-- TASK GOAL --
Every line of the data must be copied exactly.

Figure record extracts
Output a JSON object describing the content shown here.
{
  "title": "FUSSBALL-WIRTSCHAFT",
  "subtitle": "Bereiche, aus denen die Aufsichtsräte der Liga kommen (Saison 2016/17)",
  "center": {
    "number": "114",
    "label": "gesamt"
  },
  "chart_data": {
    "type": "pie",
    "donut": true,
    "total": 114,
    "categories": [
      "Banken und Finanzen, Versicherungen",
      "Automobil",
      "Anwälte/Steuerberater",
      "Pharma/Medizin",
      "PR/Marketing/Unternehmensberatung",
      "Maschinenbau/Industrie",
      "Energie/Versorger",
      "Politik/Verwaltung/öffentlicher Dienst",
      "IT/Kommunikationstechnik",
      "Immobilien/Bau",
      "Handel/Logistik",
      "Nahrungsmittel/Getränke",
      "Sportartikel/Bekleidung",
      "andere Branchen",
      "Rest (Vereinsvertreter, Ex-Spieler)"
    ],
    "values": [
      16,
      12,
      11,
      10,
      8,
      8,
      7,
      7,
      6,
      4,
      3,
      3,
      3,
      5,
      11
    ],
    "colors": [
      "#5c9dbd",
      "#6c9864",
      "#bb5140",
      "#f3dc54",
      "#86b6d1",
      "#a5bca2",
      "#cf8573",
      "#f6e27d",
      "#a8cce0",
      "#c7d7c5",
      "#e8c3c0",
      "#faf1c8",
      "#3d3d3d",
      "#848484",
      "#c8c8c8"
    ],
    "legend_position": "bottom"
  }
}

-- ANSWER TO THE TASK --
Output a JSON object describing the content shown here.
{
  "title": "FUSSBALL-WIRTSCHAFT",
  "subtitle": "Bereiche, aus denen die Aufsichtsräte der Liga kommen (Saison 2016/17)",
  "center": {
    "number": "114",
    "label": "gesamt"
  },
  "chart_data": {
    "type": "pie",
    "donut": true,
    "total": 114,
    "categories": [
      "Banken und Finanzen, Versicherungen",
      "Automobil",
      "Anwälte/Steuerberater",
      "Pharma/Medizin",
      "PR/Marketing/Unternehmensberatung",
      "Maschinenbau/Industrie",
      "Energie/Versorger",
      "Politik/Verwaltung/öffentlicher Dienst",
      "IT/Kommunikationstechnik",
      "Immobilien/Bau",
      "Handel/Logistik",
      "Nahrungsmittel/Getränke",
      "Sportartikel/Bekleidung",
      "andere Branchen",
      "Rest (Vereinsvertreter, Ex-Spieler)"
    ],
    "values": [
      16,
      12,
      11,
      10,
      8,
      8,
      7,
      7,
      6,
      4,
      3,
      3,
      3,
      5,
      11
    ],
    "colors": [
      "#5c9dbd",
      "#6c9864",
      "#bb5140",
      "#f3dc54",
      "#86b6d1",
      "#a5bca2",
      "#cf8573",
      "#f6e27d",
      "#a8cce0",
      "#c7d7c5",
      "#e8c3c0",
      "#faf1c8",
      "#3d3d3d",
      "#848484",
      "#c8c8c8"
    ],
    "legend_position": "bottom"
  }
}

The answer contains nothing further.